◆ Exercise details
Leave out the pictures and repeat everything else in the records exactly.

─── Exercise inputs ───

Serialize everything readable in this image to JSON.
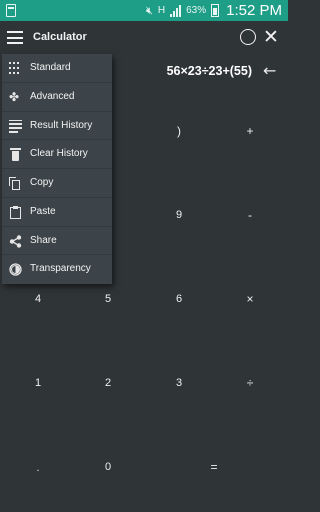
{
  "status_bar": {
    "network": "H",
    "battery": "63%",
    "time": "1:52 PM"
  },
  "toolbar": {
    "title": "Calculator"
  },
  "display": {
    "expression": "56×23÷23+(55)"
  },
  "keypad": {
    "rparen": ")",
    "plus": "+",
    "nine": "9",
    "minus": "-",
    "four": "4",
    "five": "5",
    "six": "6",
    "multiply": "×",
    "one": "1",
    "two": "2",
    "three": "3",
    "divide": "÷",
    "dot": ".",
    "zero": "0",
    "equals": "="
  },
  "menu": {
    "items": [
      {
        "label": "Standard",
        "icon": "dial-pad-icon"
      },
      {
        "label": "Advanced",
        "icon": "puzzle-icon"
      },
      {
        "label": "Result History",
        "icon": "list-icon"
      },
      {
        "label": "Clear History",
        "icon": "trash-icon"
      },
      {
        "label": "Copy",
        "icon": "copy-icon"
      },
      {
        "label": "Paste",
        "icon": "clipboard-icon"
      },
      {
        "label": "Share",
        "icon": "share-icon"
      },
      {
        "label": "Transparency",
        "icon": "brightness-icon"
      }
    ]
  },
  "colors": {
    "status_bar": "#1f9e87",
    "background": "#2f3437",
    "menu": "#3c4449"
  }
}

───

◆ Output of the task
Serialize everything readable in this image to JSON.
{
  "status_bar": {
    "network": "H",
    "battery": "63%",
    "time": "1:52 PM"
  },
  "toolbar": {
    "title": "Calculator"
  },
  "display": {
    "expression": "56×23÷23+(55)"
  },
  "keypad": {
    "rparen": ")",
    "plus": "+",
    "nine": "9",
    "minus": "-",
    "four": "4",
    "five": "5",
    "six": "6",
    "multiply": "×",
    "one": "1",
    "two": "2",
    "three": "3",
    "divide": "÷",
    "dot": ".",
    "zero": "0",
    "equals": "="
  },
  "menu": {
    "items": [
      {
        "label": "Standard",
        "icon": "dial-pad-icon"
      },
      {
        "label": "Advanced",
        "icon": "puzzle-icon"
      },
      {
        "label": "Result History",
        "icon": "list-icon"
      },
      {
        "label": "Clear History",
        "icon": "trash-icon"
      },
      {
        "label": "Copy",
        "icon": "copy-icon"
      },
      {
        "label": "Paste",
        "icon": "clipboard-icon"
      },
      {
        "label": "Share",
        "icon": "share-icon"
      },
      {
        "label": "Transparency",
        "icon": "brightness-icon"
      }
    ]
  },
  "colors": {
    "status_bar": "#1f9e87",
    "background": "#2f3437",
    "menu": "#3c4449"
  }
}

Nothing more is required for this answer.